##### Records provided

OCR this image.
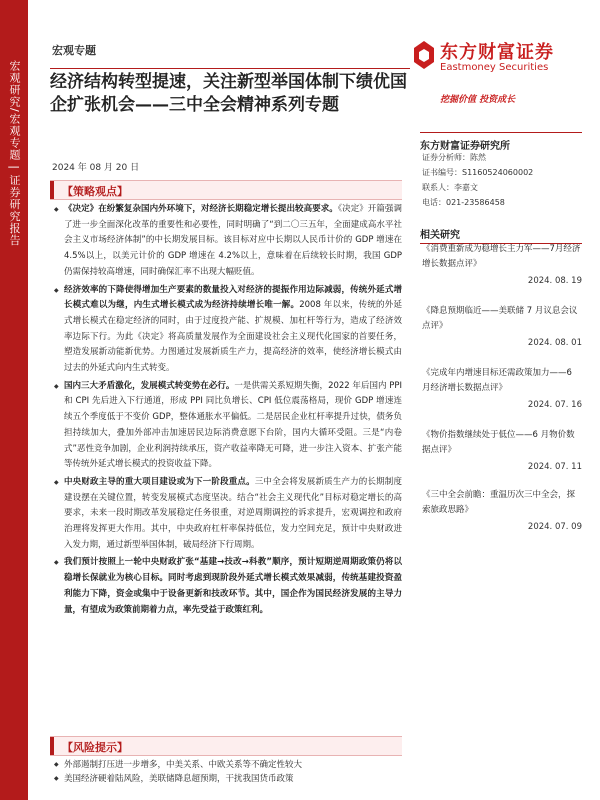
宏观研究/宏观专题 | 证券研究报告
宏观专题
经济结构转型提速，关注新型举国体制下绩优国企扩张机会——三中全会精神系列专题
2024 年 08 月 20 日
东方财富证券
Eastmoney Securities
挖掘价值 投资成长
东方财富证券研究所
证券分析师：陈然
证书编号：S1160524060002
联系人：李嘉文
电话：021-23586458
相关研究
《消费重新成为稳增长主力军——7月经济增长数据点评》
2024. 08. 19
《降息预期临近——美联储 7 月议息会议点评》
2024. 08. 01
《完成年内增速目标还需政策加力——6 月经济增长数据点评》
2024. 07. 16
《物价指数继续处于低位——6 月物价数据点评》
2024. 07. 11
《三中全会前瞻：重温历次三中全会，探索旅政思路》
2024. 07. 09
【策略观点】
◆ 《决定》在纷繁复杂国内外环境下，对经济长期稳定增长提出较高要求。《决定》开篇强调了进一步全面深化改革的重要性和必要性，同时明确了“到二〇三五年，全面建成高水平社会主义市场经济体制”的中长期发展目标。该目标对应中长期以人民币计价的 GDP 增速在 4.5%以上，以美元计价的 GDP 增速在 4.2%以上，意味着在后续较长时期，我国 GDP 仍需保持较高增速，同时确保汇率不出现大幅贬值。
◆ 经济效率的下降使得增加生产要素的数量投入对经济的提振作用边际减弱，传统外延式增长模式难以为继，内生式增长模式成为经济持续增长唯一解。2008 年以来，传统的外延式增长模式在稳定经济的同时，由于过度投产能、扩规模、加杠杆等行为，造成了经济效率边际下行。为此《决定》将高质量发展作为全面建设社会主义现代化国家的首要任务，塑造发展新动能新优势。力图通过发展新质生产力，提高经济的效率，使经济增长模式由过去的外延式向内生式转变。
◆ 国内三大矛盾激化，发展模式转变势在必行。一是供需关系短期失衡，2022 年后国内 PPI 和 CPI 先后进入下行通道，形成 PPI 同比负增长、CPI 低位震荡格局，现价 GDP 增速连续五个季度低于不变价 GDP，整体通胀水平偏低。二是居民企业杠杆率提升过快，债务负担持续加大，叠加外部冲击加速居民边际消费意愿下台阶，国内大循环受阻。三是“内卷式”恶性竞争加剧，企业利润持续承压，资产收益率降无可降，进一步注入资本、扩张产能等传统外延式增长模式的投资收益下降。
◆ 中央财政主导的重大项目建设或为下一阶段重点。三中全会将发展新质生产力的长期制度建设摆在关键位置，转变发展模式态度坚决。结合“社会主义现代化”目标对稳定增长的高要求，未来一段时期改革发展稳定任务很重，对逆周期调控的诉求提升，宏观调控和政府治理将发挥更大作用。其中，中央政府杠杆率保持低位，发力空间充足，预计中央财政进入发力期，通过新型举国体制，破局经济下行周期。
◆ 我们预计按照上一轮中央财政扩张“基建→技改→科教”顺序，预计短期逆周期政策仍将以稳增长保就业为核心目标。同时考虑到现阶段外延式增长模式效果减弱，传统基建投资盈利能力下降，资金或集中于设备更新和技改环节。其中，国企作为国民经济发展的主导力量，有望成为政策前期着力点，率先受益于政策红利。
【风险提示】
◆ 外部遏制打压进一步增多，中美关系、中欧关系等不确定性较大
◆ 美国经济硬着陆风险，美联储降息超预期，干扰我国货币政策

##########

Write out the listing word for word, omitting the pictures it holds.

OCR this image.
宏观研究/宏观专题 | 证券研究报告
宏观专题
经济结构转型提速，关注新型举国体制下绩优国企扩张机会——三中全会精神系列专题
2024 年 08 月 20 日
东方财富证券
Eastmoney Securities
挖掘价值 投资成长
东方财富证券研究所
证券分析师：陈然
证书编号：S1160524060002
联系人：李嘉文
电话：021-23586458
相关研究
《消费重新成为稳增长主力军——7月经济增长数据点评》
2024. 08. 19
《降息预期临近——美联储 7 月议息会议点评》
2024. 08. 01
《完成年内增速目标还需政策加力——6 月经济增长数据点评》
2024. 07. 16
《物价指数继续处于低位——6 月物价数据点评》
2024. 07. 11
《三中全会前瞻：重温历次三中全会，探索旅政思路》
2024. 07. 09
【策略观点】
◆ 《决定》在纷繁复杂国内外环境下，对经济长期稳定增长提出较高要求。《决定》开篇强调了进一步全面深化改革的重要性和必要性，同时明确了“到二〇三五年，全面建成高水平社会主义市场经济体制”的中长期发展目标。该目标对应中长期以人民币计价的 GDP 增速在 4.5%以上，以美元计价的 GDP 增速在 4.2%以上，意味着在后续较长时期，我国 GDP 仍需保持较高增速，同时确保汇率不出现大幅贬值。
◆ 经济效率的下降使得增加生产要素的数量投入对经济的提振作用边际减弱，传统外延式增长模式难以为继，内生式增长模式成为经济持续增长唯一解。2008 年以来，传统的外延式增长模式在稳定经济的同时，由于过度投产能、扩规模、加杠杆等行为，造成了经济效率边际下行。为此《决定》将高质量发展作为全面建设社会主义现代化国家的首要任务，塑造发展新动能新优势。力图通过发展新质生产力，提高经济的效率，使经济增长模式由过去的外延式向内生式转变。
◆ 国内三大矛盾激化，发展模式转变势在必行。一是供需关系短期失衡，2022 年后国内 PPI 和 CPI 先后进入下行通道，形成 PPI 同比负增长、CPI 低位震荡格局，现价 GDP 增速连续五个季度低于不变价 GDP，整体通胀水平偏低。二是居民企业杠杆率提升过快，债务负担持续加大，叠加外部冲击加速居民边际消费意愿下台阶，国内大循环受阻。三是“内卷式”恶性竞争加剧，企业利润持续承压，资产收益率降无可降，进一步注入资本、扩张产能等传统外延式增长模式的投资收益下降。
◆ 中央财政主导的重大项目建设或为下一阶段重点。三中全会将发展新质生产力的长期制度建设摆在关键位置，转变发展模式态度坚决。结合“社会主义现代化”目标对稳定增长的高要求，未来一段时期改革发展稳定任务很重，对逆周期调控的诉求提升，宏观调控和政府治理将发挥更大作用。其中，中央政府杠杆率保持低位，发力空间充足，预计中央财政进入发力期，通过新型举国体制，破局经济下行周期。
◆ 我们预计按照上一轮中央财政扩张“基建→技改→科教”顺序，预计短期逆周期政策仍将以稳增长保就业为核心目标。同时考虑到现阶段外延式增长模式效果减弱，传统基建投资盈利能力下降，资金或集中于设备更新和技改环节。其中，国企作为国民经济发展的主导力量，有望成为政策前期着力点，率先受益于政策红利。
【风险提示】
◆ 外部遏制打压进一步增多，中美关系、中欧关系等不确定性较大
◆ 美国经济硬着陆风险，美联储降息超预期，干扰我国货币政策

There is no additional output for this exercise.